_Short problem:_
Omit every picture, then give all the entries again exactly.
◆ ◆ ◆ ◆ ◆ ◆ ◆
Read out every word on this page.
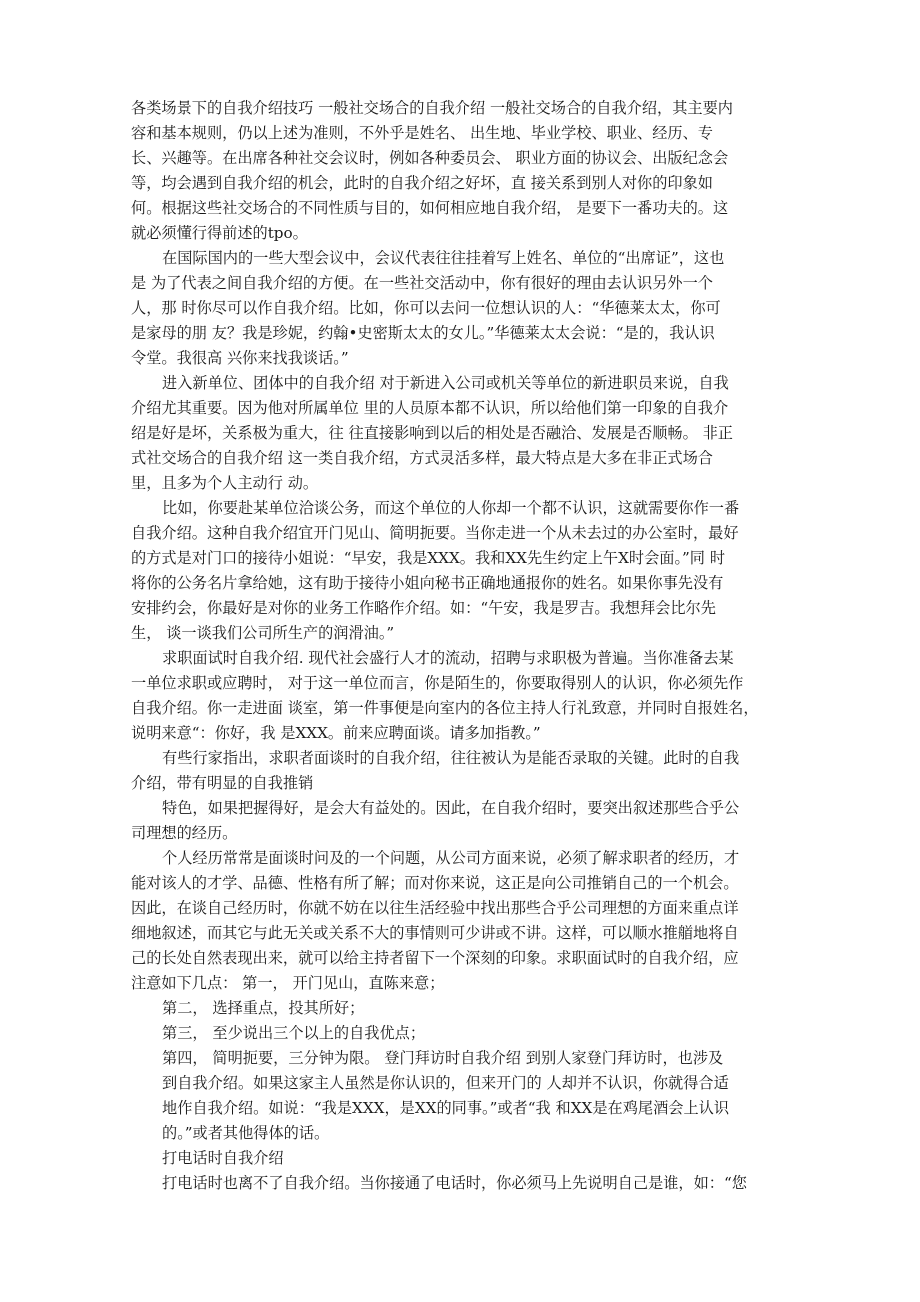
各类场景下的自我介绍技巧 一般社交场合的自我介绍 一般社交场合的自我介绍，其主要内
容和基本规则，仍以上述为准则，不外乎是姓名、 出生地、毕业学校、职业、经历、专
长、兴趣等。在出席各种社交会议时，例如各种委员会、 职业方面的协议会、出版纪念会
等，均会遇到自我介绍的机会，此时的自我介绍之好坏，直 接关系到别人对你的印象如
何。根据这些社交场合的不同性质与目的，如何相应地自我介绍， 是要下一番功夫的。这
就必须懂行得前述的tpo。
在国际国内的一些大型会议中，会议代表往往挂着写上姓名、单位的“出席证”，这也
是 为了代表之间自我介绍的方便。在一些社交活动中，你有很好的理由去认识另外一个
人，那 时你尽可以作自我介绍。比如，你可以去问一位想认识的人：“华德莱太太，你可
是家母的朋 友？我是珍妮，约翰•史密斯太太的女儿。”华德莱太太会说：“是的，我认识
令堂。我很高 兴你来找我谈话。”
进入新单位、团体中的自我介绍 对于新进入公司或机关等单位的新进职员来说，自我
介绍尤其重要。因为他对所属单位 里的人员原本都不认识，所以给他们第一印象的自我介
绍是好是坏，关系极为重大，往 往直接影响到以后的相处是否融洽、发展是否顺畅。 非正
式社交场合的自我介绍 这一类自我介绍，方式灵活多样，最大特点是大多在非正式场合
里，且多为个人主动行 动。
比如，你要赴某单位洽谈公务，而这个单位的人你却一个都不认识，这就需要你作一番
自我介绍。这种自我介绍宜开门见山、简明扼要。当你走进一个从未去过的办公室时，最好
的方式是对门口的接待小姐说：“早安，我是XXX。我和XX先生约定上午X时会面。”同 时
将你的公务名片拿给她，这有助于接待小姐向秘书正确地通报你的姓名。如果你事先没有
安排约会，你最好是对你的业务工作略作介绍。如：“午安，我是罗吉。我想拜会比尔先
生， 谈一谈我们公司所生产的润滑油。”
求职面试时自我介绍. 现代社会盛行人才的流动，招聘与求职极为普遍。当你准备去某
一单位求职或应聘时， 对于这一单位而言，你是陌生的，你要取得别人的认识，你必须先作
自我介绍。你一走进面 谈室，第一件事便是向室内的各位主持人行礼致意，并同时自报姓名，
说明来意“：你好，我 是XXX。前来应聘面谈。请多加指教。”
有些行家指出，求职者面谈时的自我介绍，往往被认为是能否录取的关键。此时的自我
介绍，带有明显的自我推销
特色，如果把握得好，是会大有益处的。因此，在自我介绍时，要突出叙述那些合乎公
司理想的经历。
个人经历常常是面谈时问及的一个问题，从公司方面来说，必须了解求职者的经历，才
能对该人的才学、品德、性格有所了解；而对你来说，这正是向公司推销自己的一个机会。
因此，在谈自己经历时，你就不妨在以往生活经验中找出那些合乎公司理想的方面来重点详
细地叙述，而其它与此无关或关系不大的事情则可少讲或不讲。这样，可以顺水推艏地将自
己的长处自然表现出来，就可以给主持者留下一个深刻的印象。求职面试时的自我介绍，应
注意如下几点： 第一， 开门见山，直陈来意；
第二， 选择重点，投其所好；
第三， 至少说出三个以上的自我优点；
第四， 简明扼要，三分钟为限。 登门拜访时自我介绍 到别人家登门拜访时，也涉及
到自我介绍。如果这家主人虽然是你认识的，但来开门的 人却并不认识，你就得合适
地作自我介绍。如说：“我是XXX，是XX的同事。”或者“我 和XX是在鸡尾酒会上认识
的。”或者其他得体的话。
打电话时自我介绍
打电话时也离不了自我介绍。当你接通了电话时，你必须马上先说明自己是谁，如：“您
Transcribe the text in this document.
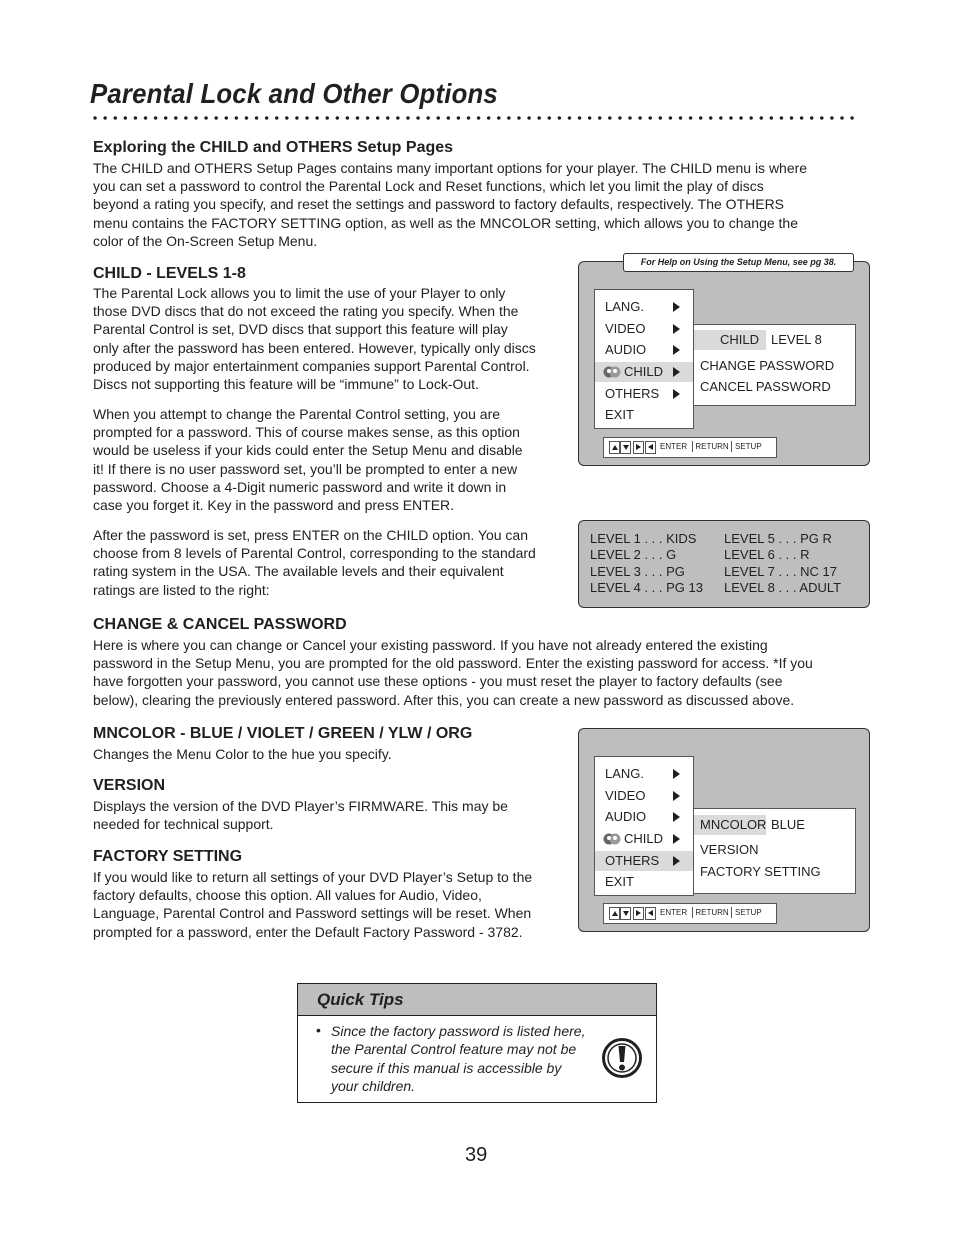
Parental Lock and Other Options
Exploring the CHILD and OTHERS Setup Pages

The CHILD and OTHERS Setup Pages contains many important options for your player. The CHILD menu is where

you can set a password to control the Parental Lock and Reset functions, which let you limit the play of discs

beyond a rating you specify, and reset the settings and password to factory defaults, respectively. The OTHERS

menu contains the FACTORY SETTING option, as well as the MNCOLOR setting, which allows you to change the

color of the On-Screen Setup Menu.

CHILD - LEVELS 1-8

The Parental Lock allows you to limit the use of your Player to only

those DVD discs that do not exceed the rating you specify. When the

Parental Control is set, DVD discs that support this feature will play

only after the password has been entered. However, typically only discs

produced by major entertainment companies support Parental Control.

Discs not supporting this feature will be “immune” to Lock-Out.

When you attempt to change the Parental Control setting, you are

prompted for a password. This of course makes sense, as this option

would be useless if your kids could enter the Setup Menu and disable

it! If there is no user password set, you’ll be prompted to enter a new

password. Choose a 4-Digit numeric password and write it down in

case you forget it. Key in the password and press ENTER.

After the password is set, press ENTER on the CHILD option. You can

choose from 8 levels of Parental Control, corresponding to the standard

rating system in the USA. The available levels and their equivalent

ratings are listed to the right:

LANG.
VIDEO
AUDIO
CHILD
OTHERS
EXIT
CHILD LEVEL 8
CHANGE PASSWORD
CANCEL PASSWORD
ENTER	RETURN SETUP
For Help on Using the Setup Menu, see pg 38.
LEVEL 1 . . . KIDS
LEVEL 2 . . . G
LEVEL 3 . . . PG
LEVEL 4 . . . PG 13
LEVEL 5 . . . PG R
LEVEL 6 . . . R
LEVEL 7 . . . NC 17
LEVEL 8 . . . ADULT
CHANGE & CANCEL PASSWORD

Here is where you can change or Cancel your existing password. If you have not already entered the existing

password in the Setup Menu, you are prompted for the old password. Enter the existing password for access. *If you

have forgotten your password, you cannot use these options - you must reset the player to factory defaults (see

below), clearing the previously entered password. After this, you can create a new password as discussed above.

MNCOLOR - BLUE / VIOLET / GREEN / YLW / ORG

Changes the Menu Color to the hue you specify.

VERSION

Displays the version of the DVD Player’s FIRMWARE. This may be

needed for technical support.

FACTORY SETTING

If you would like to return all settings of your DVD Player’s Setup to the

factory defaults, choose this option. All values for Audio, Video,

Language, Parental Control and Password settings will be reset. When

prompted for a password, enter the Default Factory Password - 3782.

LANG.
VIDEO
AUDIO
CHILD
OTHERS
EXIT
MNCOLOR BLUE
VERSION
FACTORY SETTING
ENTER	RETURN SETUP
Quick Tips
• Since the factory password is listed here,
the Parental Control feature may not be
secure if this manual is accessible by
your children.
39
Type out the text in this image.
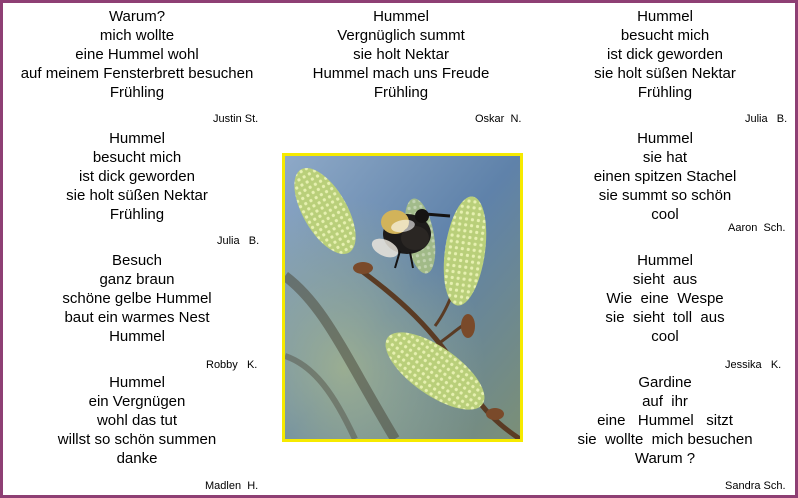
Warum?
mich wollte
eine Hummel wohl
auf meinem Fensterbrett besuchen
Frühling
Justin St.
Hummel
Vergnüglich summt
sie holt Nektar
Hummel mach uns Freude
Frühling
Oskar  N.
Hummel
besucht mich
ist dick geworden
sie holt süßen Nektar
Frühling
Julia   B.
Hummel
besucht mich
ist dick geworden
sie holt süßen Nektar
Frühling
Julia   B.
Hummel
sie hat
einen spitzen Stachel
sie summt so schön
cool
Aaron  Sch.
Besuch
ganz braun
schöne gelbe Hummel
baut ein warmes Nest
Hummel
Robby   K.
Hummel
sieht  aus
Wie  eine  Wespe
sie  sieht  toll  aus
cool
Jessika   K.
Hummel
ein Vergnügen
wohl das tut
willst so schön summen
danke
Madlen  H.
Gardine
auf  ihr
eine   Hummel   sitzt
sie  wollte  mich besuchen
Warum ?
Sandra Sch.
◆ ◆ ◆ ◆ ◆ ◆ ◆
_The output:_
Read out every word on this page.
各类场景下的自我介绍技巧 一般社交场合的自我介绍 一般社交场合的自我介绍，其主要内
容和基本规则，仍以上述为准则，不外乎是姓名、 出生地、毕业学校、职业、经历、专
长、兴趣等。在出席各种社交会议时，例如各种委员会、 职业方面的协议会、出版纪念会
等，均会遇到自我介绍的机会，此时的自我介绍之好坏，直 接关系到别人对你的印象如
何。根据这些社交场合的不同性质与目的，如何相应地自我介绍， 是要下一番功夫的。这
就必须懂行得前述的tpo。
在国际国内的一些大型会议中，会议代表往往挂着写上姓名、单位的“出席证”，这也
是 为了代表之间自我介绍的方便。在一些社交活动中，你有很好的理由去认识另外一个
人，那 时你尽可以作自我介绍。比如，你可以去问一位想认识的人：“华德莱太太，你可
是家母的朋 友？我是珍妮，约翰•史密斯太太的女儿。”华德莱太太会说：“是的，我认识
令堂。我很高 兴你来找我谈话。”
进入新单位、团体中的自我介绍 对于新进入公司或机关等单位的新进职员来说，自我
介绍尤其重要。因为他对所属单位 里的人员原本都不认识，所以给他们第一印象的自我介
绍是好是坏，关系极为重大，往 往直接影响到以后的相处是否融洽、发展是否顺畅。 非正
式社交场合的自我介绍 这一类自我介绍，方式灵活多样，最大特点是大多在非正式场合
里，且多为个人主动行 动。
比如，你要赴某单位洽谈公务，而这个单位的人你却一个都不认识，这就需要你作一番
自我介绍。这种自我介绍宜开门见山、简明扼要。当你走进一个从未去过的办公室时，最好
的方式是对门口的接待小姐说：“早安，我是XXX。我和XX先生约定上午X时会面。”同 时
将你的公务名片拿给她，这有助于接待小姐向秘书正确地通报你的姓名。如果你事先没有
安排约会，你最好是对你的业务工作略作介绍。如：“午安，我是罗吉。我想拜会比尔先
生， 谈一谈我们公司所生产的润滑油。”
求职面试时自我介绍. 现代社会盛行人才的流动，招聘与求职极为普遍。当你准备去某
一单位求职或应聘时， 对于这一单位而言，你是陌生的，你要取得别人的认识，你必须先作
自我介绍。你一走进面 谈室，第一件事便是向室内的各位主持人行礼致意，并同时自报姓名，
说明来意“：你好，我 是XXX。前来应聘面谈。请多加指教。”
有些行家指出，求职者面谈时的自我介绍，往往被认为是能否录取的关键。此时的自我
介绍，带有明显的自我推销
特色，如果把握得好，是会大有益处的。因此，在自我介绍时，要突出叙述那些合乎公
司理想的经历。
个人经历常常是面谈时问及的一个问题，从公司方面来说，必须了解求职者的经历，才
能对该人的才学、品德、性格有所了解；而对你来说，这正是向公司推销自己的一个机会。
因此，在谈自己经历时，你就不妨在以往生活经验中找出那些合乎公司理想的方面来重点详
细地叙述，而其它与此无关或关系不大的事情则可少讲或不讲。这样，可以顺水推艏地将自
己的长处自然表现出来，就可以给主持者留下一个深刻的印象。求职面试时的自我介绍，应
注意如下几点： 第一， 开门见山，直陈来意；
第二， 选择重点，投其所好；
第三， 至少说出三个以上的自我优点；
第四， 简明扼要，三分钟为限。 登门拜访时自我介绍 到别人家登门拜访时，也涉及
到自我介绍。如果这家主人虽然是你认识的，但来开门的 人却并不认识，你就得合适
地作自我介绍。如说：“我是XXX，是XX的同事。”或者“我 和XX是在鸡尾酒会上认识
的。”或者其他得体的话。
打电话时自我介绍
打电话时也离不了自我介绍。当你接通了电话时，你必须马上先说明自己是谁，如：“您
Transcribe the text in this document.
Parental Lock and Other Options
Exploring the CHILD and OTHERS Setup Pages

The CHILD and OTHERS Setup Pages contains many important options for your player. The CHILD menu is where

you can set a password to control the Parental Lock and Reset functions, which let you limit the play of discs

beyond a rating you specify, and reset the settings and password to factory defaults, respectively. The OTHERS

menu contains the FACTORY SETTING option, as well as the MNCOLOR setting, which allows you to change the

color of the On-Screen Setup Menu.

CHILD - LEVELS 1-8

The Parental Lock allows you to limit the use of your Player to only

those DVD discs that do not exceed the rating you specify. When the

Parental Control is set, DVD discs that support this feature will play

only after the password has been entered. However, typically only discs

produced by major entertainment companies support Parental Control.

Discs not supporting this feature will be “immune” to Lock-Out.

When you attempt to change the Parental Control setting, you are

prompted for a password. This of course makes sense, as this option

would be useless if your kids could enter the Setup Menu and disable

it! If there is no user password set, you’ll be prompted to enter a new

password. Choose a 4-Digit numeric password and write it down in

case you forget it. Key in the password and press ENTER.

After the password is set, press ENTER on the CHILD option. You can

choose from 8 levels of Parental Control, corresponding to the standard

rating system in the USA. The available levels and their equivalent

ratings are listed to the right:

LANG.
VIDEO
AUDIO
CHILD
OTHERS
EXIT
CHILD LEVEL 8
CHANGE PASSWORD
CANCEL PASSWORD
ENTER	RETURN SETUP
For Help on Using the Setup Menu, see pg 38.
LEVEL 1 . . . KIDS
LEVEL 2 . . . G
LEVEL 3 . . . PG
LEVEL 4 . . . PG 13
LEVEL 5 . . . PG R
LEVEL 6 . . . R
LEVEL 7 . . . NC 17
LEVEL 8 . . . ADULT
CHANGE & CANCEL PASSWORD

Here is where you can change or Cancel your existing password. If you have not already entered the existing

password in the Setup Menu, you are prompted for the old password. Enter the existing password for access. *If you

have forgotten your password, you cannot use these options - you must reset the player to factory defaults (see

below), clearing the previously entered password. After this, you can create a new password as discussed above.

MNCOLOR - BLUE / VIOLET / GREEN / YLW / ORG

Changes the Menu Color to the hue you specify.

VERSION

Displays the version of the DVD Player’s FIRMWARE. This may be

needed for technical support.

FACTORY SETTING

If you would like to return all settings of your DVD Player’s Setup to the

factory defaults, choose this option. All values for Audio, Video,

Language, Parental Control and Password settings will be reset. When

prompted for a password, enter the Default Factory Password - 3782.

LANG.
VIDEO
AUDIO
CHILD
OTHERS
EXIT
MNCOLOR BLUE
VERSION
FACTORY SETTING
ENTER	RETURN SETUP
Quick Tips
• Since the factory password is listed here,
the Parental Control feature may not be
secure if this manual is accessible by
your children.
39
Type out the text in this image.
Warum?
mich wollte
eine Hummel wohl
auf meinem Fensterbrett besuchen
Frühling
Justin St.
Hummel
Vergnüglich summt
sie holt Nektar
Hummel mach uns Freude
Frühling
Oskar  N.
Hummel
besucht mich
ist dick geworden
sie holt süßen Nektar
Frühling
Julia   B.
Hummel
besucht mich
ist dick geworden
sie holt süßen Nektar
Frühling
Julia   B.
Hummel
sie hat
einen spitzen Stachel
sie summt so schön
cool
Aaron  Sch.
Besuch
ganz braun
schöne gelbe Hummel
baut ein warmes Nest
Hummel
Robby   K.
Hummel
sieht  aus
Wie  eine  Wespe
sie  sieht  toll  aus
cool
Jessika   K.
Hummel
ein Vergnügen
wohl das tut
willst so schön summen
danke
Madlen  H.
Gardine
auf  ihr
eine   Hummel   sitzt
sie  wollte  mich besuchen
Warum ?
Sandra Sch.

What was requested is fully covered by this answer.